Restate the listing that follows word for word, without its pictures.

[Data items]
****
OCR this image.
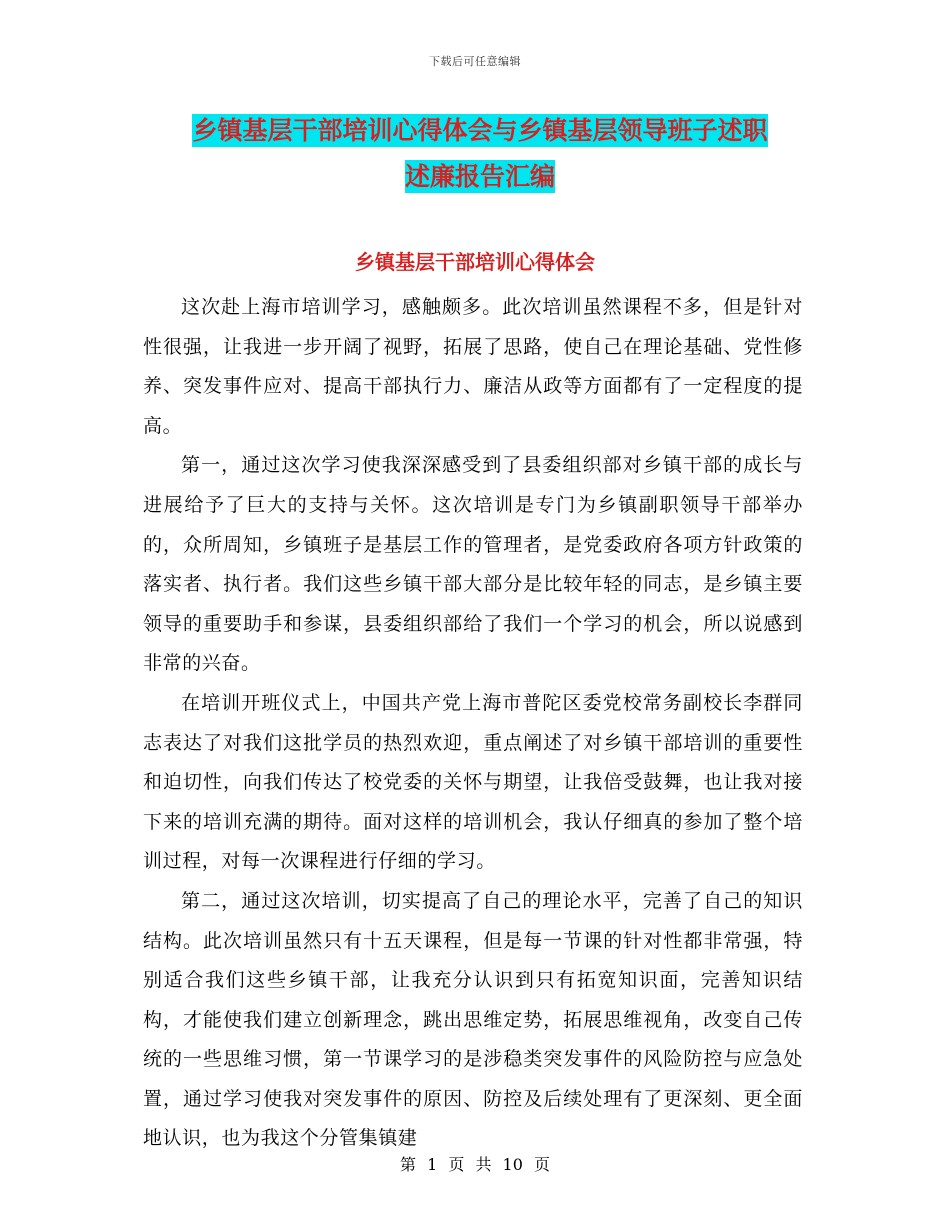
下载后可任意编辑
乡镇基层干部培训心得体会与乡镇基层领导班子述职
述廉报告汇编
乡镇基层干部培训心得体会

这次赴上海市培训学习，感触颇多。此次培训虽然课程不多，但是针对性很强，让我进一步开阔了视野，拓展了思路，使自己在理论基础、党性修养、突发事件应对、提高干部执行力、廉洁从政等方面都有了一定程度的提高。

第一，通过这次学习使我深深感受到了县委组织部对乡镇干部的成长与进展给予了巨大的支持与关怀。这次培训是专门为乡镇副职领导干部举办的，众所周知，乡镇班子是基层工作的管理者，是党委政府各项方针政策的落实者、执行者。我们这些乡镇干部大部分是比较年轻的同志，是乡镇主要领导的重要助手和参谋，县委组织部给了我们一个学习的机会，所以说感到非常的兴奋。

在培训开班仪式上，中国共产党上海市普陀区委党校常务副校长李群同志表达了对我们这批学员的热烈欢迎，重点阐述了对乡镇干部培训的重要性和迫切性，向我们传达了校党委的关怀与期望，让我倍受鼓舞，也让我对接下来的培训充满的期待。面对这样的培训机会，我认仔细真的参加了整个培训过程，对每一次课程进行仔细的学习。

第二，通过这次培训，切实提高了自己的理论水平，完善了自己的知识结构。此次培训虽然只有十五天课程，但是每一节课的针对性都非常强，特别适合我们这些乡镇干部，让我充分认识到只有拓宽知识面，完善知识结构，才能使我们建立创新理念，跳出思维定势，拓展思维视角，改变自己传统的一些思维习惯，第一节课学习的是涉稳类突发事件的风险防控与应急处置，通过学习使我对突发事件的原因、防控及后续处理有了更深刻、更全面地认识，也为我这个分管集镇建

第 1 页 共 10 页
****
RESULT -
OCR this image.
下载后可任意编辑
乡镇基层干部培训心得体会与乡镇基层领导班子述职
述廉报告汇编
乡镇基层干部培训心得体会

这次赴上海市培训学习，感触颇多。此次培训虽然课程不多，但是针对性很强，让我进一步开阔了视野，拓展了思路，使自己在理论基础、党性修养、突发事件应对、提高干部执行力、廉洁从政等方面都有了一定程度的提高。

第一，通过这次学习使我深深感受到了县委组织部对乡镇干部的成长与进展给予了巨大的支持与关怀。这次培训是专门为乡镇副职领导干部举办的，众所周知，乡镇班子是基层工作的管理者，是党委政府各项方针政策的落实者、执行者。我们这些乡镇干部大部分是比较年轻的同志，是乡镇主要领导的重要助手和参谋，县委组织部给了我们一个学习的机会，所以说感到非常的兴奋。

在培训开班仪式上，中国共产党上海市普陀区委党校常务副校长李群同志表达了对我们这批学员的热烈欢迎，重点阐述了对乡镇干部培训的重要性和迫切性，向我们传达了校党委的关怀与期望，让我倍受鼓舞，也让我对接下来的培训充满的期待。面对这样的培训机会，我认仔细真的参加了整个培训过程，对每一次课程进行仔细的学习。

第二，通过这次培训，切实提高了自己的理论水平，完善了自己的知识结构。此次培训虽然只有十五天课程，但是每一节课的针对性都非常强，特别适合我们这些乡镇干部，让我充分认识到只有拓宽知识面，完善知识结构，才能使我们建立创新理念，跳出思维定势，拓展思维视角，改变自己传统的一些思维习惯，第一节课学习的是涉稳类突发事件的风险防控与应急处置，通过学习使我对突发事件的原因、防控及后续处理有了更深刻、更全面地认识，也为我这个分管集镇建

第 1 页 共 10 页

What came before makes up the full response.